# WHAT IS REQUIRED
Nothing other than the lines from the one containing "What's the underlying" through the close of the entries below should be printed, each exactly.

# MATERIAL FOR THIS EXERCISE
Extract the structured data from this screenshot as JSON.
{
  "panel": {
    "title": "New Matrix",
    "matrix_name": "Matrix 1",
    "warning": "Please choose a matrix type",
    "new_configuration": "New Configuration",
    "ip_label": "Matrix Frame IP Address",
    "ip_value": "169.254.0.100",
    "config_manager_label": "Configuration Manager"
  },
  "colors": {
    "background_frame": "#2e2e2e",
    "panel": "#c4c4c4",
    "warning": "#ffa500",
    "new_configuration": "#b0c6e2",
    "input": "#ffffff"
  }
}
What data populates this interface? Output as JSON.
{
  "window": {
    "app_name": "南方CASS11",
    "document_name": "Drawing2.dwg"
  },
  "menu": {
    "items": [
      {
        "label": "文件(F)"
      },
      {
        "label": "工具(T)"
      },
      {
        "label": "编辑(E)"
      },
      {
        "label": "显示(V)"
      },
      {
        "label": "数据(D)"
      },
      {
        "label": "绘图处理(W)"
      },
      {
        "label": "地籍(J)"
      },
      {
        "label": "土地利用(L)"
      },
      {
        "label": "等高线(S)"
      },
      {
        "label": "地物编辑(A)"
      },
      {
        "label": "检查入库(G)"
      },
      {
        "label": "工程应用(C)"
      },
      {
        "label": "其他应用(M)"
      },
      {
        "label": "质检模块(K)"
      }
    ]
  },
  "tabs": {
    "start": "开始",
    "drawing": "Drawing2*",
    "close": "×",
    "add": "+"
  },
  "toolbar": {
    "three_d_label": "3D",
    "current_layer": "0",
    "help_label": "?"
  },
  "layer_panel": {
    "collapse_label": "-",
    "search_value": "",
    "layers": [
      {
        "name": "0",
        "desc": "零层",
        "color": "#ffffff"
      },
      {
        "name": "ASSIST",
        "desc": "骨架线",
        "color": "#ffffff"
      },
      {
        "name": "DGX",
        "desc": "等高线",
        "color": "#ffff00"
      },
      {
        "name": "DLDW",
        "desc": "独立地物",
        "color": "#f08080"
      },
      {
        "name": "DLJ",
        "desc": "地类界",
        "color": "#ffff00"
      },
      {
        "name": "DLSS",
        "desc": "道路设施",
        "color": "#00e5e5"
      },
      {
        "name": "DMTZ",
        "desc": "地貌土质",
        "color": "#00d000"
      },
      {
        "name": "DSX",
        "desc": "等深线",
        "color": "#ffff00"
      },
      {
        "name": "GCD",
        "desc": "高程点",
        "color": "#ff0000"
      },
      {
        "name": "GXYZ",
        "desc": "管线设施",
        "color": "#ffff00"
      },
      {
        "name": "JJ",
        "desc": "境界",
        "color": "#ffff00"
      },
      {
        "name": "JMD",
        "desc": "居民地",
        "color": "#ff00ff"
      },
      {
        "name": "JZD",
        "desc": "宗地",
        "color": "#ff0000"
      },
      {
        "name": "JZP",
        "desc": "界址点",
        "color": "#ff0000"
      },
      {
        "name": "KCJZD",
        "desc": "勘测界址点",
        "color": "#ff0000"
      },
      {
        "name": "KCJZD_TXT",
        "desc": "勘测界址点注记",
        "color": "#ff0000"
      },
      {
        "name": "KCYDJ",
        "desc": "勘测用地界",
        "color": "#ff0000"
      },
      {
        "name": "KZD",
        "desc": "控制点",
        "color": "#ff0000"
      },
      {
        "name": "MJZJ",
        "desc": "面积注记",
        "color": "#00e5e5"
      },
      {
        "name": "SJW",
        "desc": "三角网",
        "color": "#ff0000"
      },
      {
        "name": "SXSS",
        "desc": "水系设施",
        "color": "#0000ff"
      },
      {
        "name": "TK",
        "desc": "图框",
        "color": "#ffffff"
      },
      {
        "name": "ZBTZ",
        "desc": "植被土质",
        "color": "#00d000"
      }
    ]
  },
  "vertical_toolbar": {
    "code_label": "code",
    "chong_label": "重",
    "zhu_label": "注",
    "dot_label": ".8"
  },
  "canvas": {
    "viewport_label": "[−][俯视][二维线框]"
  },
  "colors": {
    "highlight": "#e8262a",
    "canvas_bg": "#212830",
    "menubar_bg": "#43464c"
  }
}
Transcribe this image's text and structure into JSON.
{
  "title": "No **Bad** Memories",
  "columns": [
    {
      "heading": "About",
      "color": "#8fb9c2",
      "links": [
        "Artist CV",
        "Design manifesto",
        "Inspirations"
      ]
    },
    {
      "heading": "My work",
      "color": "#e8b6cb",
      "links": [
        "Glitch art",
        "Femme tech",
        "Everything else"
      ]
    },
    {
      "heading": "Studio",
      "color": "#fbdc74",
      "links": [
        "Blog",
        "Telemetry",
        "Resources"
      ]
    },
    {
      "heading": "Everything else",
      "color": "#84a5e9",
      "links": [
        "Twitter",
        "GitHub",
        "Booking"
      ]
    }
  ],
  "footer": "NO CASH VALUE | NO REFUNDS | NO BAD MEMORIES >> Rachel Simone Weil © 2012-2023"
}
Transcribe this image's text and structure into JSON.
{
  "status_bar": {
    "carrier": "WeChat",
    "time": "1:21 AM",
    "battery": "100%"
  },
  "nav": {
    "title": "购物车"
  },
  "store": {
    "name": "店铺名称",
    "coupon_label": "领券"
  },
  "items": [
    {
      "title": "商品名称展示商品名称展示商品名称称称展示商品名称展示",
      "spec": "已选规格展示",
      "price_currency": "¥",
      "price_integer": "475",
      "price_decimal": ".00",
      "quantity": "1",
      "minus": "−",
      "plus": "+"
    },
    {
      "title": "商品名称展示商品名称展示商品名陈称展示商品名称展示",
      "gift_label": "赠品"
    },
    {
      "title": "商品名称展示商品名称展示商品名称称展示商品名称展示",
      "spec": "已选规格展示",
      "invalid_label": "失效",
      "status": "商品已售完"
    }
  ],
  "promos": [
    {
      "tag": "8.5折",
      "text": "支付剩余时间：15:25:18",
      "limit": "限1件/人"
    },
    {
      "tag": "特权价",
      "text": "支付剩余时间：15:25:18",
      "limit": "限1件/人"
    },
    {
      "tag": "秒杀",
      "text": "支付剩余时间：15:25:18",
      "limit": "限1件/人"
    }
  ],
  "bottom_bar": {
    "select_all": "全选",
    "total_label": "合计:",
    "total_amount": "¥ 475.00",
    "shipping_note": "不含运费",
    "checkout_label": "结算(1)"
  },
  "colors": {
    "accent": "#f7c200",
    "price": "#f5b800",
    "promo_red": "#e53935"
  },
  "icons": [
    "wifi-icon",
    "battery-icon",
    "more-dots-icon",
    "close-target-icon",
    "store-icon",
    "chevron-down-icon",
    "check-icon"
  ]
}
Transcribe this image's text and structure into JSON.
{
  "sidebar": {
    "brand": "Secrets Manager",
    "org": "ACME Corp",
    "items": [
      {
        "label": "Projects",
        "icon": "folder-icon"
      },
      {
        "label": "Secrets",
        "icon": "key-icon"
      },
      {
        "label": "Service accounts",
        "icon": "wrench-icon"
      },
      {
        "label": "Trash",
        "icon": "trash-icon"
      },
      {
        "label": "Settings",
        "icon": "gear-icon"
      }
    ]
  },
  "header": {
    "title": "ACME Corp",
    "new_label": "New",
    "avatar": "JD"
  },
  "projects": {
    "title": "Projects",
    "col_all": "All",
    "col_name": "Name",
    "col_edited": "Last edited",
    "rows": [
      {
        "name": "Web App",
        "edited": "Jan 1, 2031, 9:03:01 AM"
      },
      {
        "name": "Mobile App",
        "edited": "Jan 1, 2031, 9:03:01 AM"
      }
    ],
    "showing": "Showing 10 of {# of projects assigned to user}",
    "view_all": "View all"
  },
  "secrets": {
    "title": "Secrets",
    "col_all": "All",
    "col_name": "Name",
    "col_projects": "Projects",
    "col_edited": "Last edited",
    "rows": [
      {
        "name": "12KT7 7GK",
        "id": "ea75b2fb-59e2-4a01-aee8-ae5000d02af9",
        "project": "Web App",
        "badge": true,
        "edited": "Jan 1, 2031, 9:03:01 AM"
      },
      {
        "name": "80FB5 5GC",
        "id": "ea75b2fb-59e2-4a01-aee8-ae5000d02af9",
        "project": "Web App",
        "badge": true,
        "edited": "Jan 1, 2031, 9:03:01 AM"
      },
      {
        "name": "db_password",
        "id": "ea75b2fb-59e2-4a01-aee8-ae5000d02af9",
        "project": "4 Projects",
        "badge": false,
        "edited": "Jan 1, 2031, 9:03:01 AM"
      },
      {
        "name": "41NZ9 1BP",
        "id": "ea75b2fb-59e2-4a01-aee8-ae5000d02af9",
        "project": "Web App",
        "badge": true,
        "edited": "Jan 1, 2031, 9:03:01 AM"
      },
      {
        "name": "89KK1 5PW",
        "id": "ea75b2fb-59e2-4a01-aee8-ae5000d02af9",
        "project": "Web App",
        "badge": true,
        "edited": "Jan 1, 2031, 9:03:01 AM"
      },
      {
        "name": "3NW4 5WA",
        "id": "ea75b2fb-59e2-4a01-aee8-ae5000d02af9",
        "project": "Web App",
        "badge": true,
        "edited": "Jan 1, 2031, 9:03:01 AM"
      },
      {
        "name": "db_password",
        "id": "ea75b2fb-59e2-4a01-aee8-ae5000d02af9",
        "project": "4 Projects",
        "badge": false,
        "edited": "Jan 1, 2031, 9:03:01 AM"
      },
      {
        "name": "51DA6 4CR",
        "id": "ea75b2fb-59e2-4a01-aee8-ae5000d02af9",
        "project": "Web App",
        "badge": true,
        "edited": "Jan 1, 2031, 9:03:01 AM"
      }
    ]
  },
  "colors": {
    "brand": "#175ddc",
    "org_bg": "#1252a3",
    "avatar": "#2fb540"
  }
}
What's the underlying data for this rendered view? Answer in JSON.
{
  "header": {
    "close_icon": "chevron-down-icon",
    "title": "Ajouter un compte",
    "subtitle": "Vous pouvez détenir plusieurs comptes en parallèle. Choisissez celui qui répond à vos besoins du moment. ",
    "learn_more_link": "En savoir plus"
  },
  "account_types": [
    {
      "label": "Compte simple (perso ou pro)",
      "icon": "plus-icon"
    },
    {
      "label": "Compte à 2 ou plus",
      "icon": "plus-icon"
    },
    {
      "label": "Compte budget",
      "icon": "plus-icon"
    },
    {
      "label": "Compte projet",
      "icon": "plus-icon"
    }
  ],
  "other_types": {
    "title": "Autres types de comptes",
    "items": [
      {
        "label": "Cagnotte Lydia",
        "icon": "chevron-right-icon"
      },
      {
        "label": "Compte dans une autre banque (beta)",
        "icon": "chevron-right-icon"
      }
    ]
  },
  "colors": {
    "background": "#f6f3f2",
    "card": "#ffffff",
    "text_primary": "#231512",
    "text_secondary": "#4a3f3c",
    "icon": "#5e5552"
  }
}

# FINAL RESULT
What's the underlying data for this rendered view? Answer in JSON.
{
  "header": {
    "close_icon": "chevron-down-icon",
    "title": "Ajouter un compte",
    "subtitle": "Vous pouvez détenir plusieurs comptes en parallèle. Choisissez celui qui répond à vos besoins du moment. ",
    "learn_more_link": "En savoir plus"
  },
  "account_types": [
    {
      "label": "Compte simple (perso ou pro)",
      "icon": "plus-icon"
    },
    {
      "label": "Compte à 2 ou plus",
      "icon": "plus-icon"
    },
    {
      "label": "Compte budget",
      "icon": "plus-icon"
    },
    {
      "label": "Compte projet",
      "icon": "plus-icon"
    }
  ],
  "other_types": {
    "title": "Autres types de comptes",
    "items": [
      {
        "label": "Cagnotte Lydia",
        "icon": "chevron-right-icon"
      },
      {
        "label": "Compte dans une autre banque (beta)",
        "icon": "chevron-right-icon"
      }
    ]
  },
  "colors": {
    "background": "#f6f3f2",
    "card": "#ffffff",
    "text_primary": "#231512",
    "text_secondary": "#4a3f3c",
    "icon": "#5e5552"
  }
}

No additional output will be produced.